DOCUMENT EXCERPT:
━━━━━━━━━━

Monday, February 3, 2014

Brew Day - February 2, 2014


Slightly Confused Brewing Company

Peat Smoked Porter (NB recipe)

Ingredients:
British Golden Promise
German Munich Malt
English Black Malt
Briess Caramel 80
British Peated Malt
Added: 15 oz of priming sugar

Cluster
Willamette

Wyeast 1056 American Ale via 1.5 L starter

Stats:
OG: 1.062 (estimated from recipe; calculated to be 1.069 after dextrose addition); 1.068 (measured)
FG: 1.008-1.013 (estimated);
ABV: ~6.7% (estimated);


Brewing Steps:
  • Heated 4.1 gallons of water to a strike temperature of approximately 165 degrees
    • 1.25 quarts/pound 
    • Used Sparge Pal app for volume calculations
  • Added water to mash tun first (about 2-3 gallons), then added grains and rest of sparge water
  • After all water added mash temperature approximately 153 degrees 
    • Final mash temperature 152 degrees
  • After 60 minutes lautered into bucket (to measure volume)

━━━━━━━━━━

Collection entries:
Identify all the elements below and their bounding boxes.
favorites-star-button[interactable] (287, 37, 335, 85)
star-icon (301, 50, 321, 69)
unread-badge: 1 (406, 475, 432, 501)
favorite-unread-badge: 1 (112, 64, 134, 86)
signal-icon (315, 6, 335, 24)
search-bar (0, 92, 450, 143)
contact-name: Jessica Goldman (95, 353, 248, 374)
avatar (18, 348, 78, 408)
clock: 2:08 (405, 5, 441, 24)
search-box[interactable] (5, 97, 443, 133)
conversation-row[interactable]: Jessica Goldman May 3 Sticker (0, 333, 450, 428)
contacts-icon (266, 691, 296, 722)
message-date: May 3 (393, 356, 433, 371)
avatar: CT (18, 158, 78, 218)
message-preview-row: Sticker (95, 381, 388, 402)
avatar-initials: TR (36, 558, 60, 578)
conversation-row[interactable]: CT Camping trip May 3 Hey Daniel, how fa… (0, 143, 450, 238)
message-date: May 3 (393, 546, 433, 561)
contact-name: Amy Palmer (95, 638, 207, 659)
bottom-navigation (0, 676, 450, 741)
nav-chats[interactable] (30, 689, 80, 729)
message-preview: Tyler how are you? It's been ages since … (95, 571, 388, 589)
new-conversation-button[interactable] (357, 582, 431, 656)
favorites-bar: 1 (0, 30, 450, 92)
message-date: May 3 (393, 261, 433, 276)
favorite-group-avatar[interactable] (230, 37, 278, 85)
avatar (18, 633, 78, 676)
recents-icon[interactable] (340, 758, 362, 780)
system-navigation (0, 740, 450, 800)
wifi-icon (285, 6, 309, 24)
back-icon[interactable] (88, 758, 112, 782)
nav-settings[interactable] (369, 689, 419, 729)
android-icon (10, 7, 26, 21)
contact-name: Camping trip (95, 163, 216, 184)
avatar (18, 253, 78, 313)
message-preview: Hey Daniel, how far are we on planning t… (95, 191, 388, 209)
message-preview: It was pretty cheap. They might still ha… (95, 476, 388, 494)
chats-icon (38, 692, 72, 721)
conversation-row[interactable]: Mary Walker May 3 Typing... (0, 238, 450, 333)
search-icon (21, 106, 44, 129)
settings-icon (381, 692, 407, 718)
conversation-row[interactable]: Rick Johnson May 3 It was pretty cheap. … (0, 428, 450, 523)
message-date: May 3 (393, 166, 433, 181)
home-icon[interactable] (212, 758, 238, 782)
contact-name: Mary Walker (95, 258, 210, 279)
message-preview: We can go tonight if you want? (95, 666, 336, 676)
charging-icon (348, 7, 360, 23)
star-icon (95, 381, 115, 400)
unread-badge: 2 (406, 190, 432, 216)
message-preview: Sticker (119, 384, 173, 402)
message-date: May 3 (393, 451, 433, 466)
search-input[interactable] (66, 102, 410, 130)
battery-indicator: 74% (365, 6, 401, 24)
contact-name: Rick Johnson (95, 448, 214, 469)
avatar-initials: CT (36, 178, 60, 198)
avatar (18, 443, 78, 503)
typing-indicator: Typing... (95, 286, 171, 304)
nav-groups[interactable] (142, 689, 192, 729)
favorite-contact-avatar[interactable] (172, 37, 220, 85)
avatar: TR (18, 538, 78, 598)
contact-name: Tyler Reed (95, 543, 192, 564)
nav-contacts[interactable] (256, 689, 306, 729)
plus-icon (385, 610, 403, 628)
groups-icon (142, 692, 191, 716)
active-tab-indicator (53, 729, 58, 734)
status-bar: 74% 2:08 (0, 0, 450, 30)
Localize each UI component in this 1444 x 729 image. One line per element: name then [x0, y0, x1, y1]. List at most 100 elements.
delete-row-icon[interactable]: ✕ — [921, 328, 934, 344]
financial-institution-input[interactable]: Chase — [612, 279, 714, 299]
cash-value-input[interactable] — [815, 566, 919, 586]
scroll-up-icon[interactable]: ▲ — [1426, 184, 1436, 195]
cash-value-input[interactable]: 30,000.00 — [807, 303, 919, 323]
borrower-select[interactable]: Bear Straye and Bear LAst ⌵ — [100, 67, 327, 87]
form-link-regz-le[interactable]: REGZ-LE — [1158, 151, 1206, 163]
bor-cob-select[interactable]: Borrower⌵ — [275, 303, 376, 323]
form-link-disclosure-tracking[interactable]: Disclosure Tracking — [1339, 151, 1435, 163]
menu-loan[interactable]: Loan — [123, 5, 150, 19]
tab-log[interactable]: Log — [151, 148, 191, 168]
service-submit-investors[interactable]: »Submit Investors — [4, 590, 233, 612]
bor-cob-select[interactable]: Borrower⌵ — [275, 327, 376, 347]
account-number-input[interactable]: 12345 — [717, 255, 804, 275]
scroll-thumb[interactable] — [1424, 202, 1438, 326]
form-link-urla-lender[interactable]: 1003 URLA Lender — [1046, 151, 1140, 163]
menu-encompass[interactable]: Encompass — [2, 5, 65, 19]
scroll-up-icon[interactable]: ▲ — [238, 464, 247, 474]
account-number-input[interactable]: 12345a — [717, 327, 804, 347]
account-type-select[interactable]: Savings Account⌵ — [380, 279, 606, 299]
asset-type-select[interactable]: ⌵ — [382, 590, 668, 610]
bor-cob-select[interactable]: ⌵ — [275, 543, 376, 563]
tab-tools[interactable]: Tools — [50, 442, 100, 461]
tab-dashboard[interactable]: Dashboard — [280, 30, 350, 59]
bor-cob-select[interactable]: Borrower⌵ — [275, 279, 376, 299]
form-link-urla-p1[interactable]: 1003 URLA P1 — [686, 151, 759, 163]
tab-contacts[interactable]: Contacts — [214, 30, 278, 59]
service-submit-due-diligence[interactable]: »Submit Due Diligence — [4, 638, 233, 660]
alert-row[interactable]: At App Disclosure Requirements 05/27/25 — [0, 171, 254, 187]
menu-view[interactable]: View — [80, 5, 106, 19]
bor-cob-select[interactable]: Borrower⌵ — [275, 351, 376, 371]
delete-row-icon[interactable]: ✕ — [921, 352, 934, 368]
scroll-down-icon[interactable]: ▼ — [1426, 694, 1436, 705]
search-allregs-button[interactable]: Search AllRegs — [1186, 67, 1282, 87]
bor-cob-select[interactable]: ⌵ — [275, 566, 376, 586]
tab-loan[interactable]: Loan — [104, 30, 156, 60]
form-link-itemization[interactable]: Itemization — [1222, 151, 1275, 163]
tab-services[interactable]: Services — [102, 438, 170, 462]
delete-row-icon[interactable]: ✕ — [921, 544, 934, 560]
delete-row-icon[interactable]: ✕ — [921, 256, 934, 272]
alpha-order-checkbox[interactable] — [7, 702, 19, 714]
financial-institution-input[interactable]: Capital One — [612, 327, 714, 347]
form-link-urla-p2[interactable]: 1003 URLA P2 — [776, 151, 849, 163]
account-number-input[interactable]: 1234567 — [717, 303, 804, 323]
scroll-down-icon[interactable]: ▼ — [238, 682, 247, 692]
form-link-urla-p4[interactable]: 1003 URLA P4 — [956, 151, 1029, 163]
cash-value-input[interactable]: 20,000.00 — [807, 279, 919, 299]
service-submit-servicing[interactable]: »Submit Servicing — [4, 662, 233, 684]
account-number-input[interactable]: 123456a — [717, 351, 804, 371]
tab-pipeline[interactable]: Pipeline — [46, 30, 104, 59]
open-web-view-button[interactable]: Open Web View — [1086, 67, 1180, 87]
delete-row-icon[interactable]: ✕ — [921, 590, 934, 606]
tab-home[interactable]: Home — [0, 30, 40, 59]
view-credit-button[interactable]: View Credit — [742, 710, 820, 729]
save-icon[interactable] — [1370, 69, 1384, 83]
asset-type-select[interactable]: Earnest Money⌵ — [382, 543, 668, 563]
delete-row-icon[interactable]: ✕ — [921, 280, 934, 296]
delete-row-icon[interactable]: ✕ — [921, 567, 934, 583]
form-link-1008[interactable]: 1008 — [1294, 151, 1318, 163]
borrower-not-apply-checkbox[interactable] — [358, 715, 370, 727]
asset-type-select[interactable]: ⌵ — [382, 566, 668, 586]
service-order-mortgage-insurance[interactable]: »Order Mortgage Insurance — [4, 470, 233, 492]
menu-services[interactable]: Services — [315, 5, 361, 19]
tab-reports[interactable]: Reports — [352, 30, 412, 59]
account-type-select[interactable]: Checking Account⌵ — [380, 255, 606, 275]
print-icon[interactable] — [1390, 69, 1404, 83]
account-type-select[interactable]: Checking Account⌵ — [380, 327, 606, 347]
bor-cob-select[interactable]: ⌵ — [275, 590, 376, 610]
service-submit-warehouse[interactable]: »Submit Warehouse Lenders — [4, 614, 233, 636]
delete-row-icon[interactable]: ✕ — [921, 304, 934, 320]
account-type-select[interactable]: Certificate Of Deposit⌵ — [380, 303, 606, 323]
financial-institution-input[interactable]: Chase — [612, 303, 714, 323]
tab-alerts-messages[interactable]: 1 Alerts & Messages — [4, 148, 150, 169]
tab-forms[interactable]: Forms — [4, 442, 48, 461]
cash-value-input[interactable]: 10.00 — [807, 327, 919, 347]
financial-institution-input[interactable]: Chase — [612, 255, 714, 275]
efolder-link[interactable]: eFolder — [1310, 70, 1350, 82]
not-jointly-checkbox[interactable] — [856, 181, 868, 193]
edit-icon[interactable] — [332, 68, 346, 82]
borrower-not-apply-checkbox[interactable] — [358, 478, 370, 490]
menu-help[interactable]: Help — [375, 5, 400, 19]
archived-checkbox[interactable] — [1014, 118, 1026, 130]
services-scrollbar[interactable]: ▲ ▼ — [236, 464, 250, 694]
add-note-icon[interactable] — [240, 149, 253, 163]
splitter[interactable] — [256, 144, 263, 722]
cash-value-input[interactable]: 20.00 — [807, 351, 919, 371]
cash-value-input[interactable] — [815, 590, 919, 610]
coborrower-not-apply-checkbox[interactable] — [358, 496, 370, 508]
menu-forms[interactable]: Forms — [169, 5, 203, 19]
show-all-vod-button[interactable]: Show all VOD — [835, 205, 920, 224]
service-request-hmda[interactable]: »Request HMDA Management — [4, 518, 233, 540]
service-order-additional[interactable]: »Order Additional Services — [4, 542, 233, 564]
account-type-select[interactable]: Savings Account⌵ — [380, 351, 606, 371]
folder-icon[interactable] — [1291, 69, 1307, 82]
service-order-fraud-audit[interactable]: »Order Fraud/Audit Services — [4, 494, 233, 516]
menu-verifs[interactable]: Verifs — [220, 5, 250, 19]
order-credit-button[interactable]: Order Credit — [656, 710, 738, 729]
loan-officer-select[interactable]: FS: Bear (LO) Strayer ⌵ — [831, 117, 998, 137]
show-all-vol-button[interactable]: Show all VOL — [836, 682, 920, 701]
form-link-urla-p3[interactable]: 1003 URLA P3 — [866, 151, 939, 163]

━━━━━━━━━━

EXERCISE TASKS:
a) Answer these about the peat smoked porter brew log:
(i) What yeast was used, and how large was its starter?
(ii) What was the measured OG?
(iii) What was the final mash temperature?
b) Could you extend the peat smoked porter brew log, picking up after its last step?

RESPONSES FOR EACH TASK:
a)
(i) Wyeast 1056 American Ale, via a 1.5 L starter
(ii) 1.068
(iii) 152 degrees

b)
    • Lautered slowly - seems to help the efficiency
  • Heated 4.8 gallons of sparge water to approximately 175 degrees and added to mash tun 
  • Let sit for 10 minutes, then lautered until we had about 6 gallons
  • Added hops according to schedule
    • Added priming sugar at 60'
  • Chilled by putting pot into tub with ice and water (filled about 6-8 inches of tub with water) and wort chiller/pre-chiller to 75 degrees in about 6 minutes
  • Pitched yeast and then aerated wort by transferring between brew pot and bucket 6 times
  • Poured into fermenting bucket 
  • Put bucket into fridge at 62 degrees (took 11 minutes post-boil)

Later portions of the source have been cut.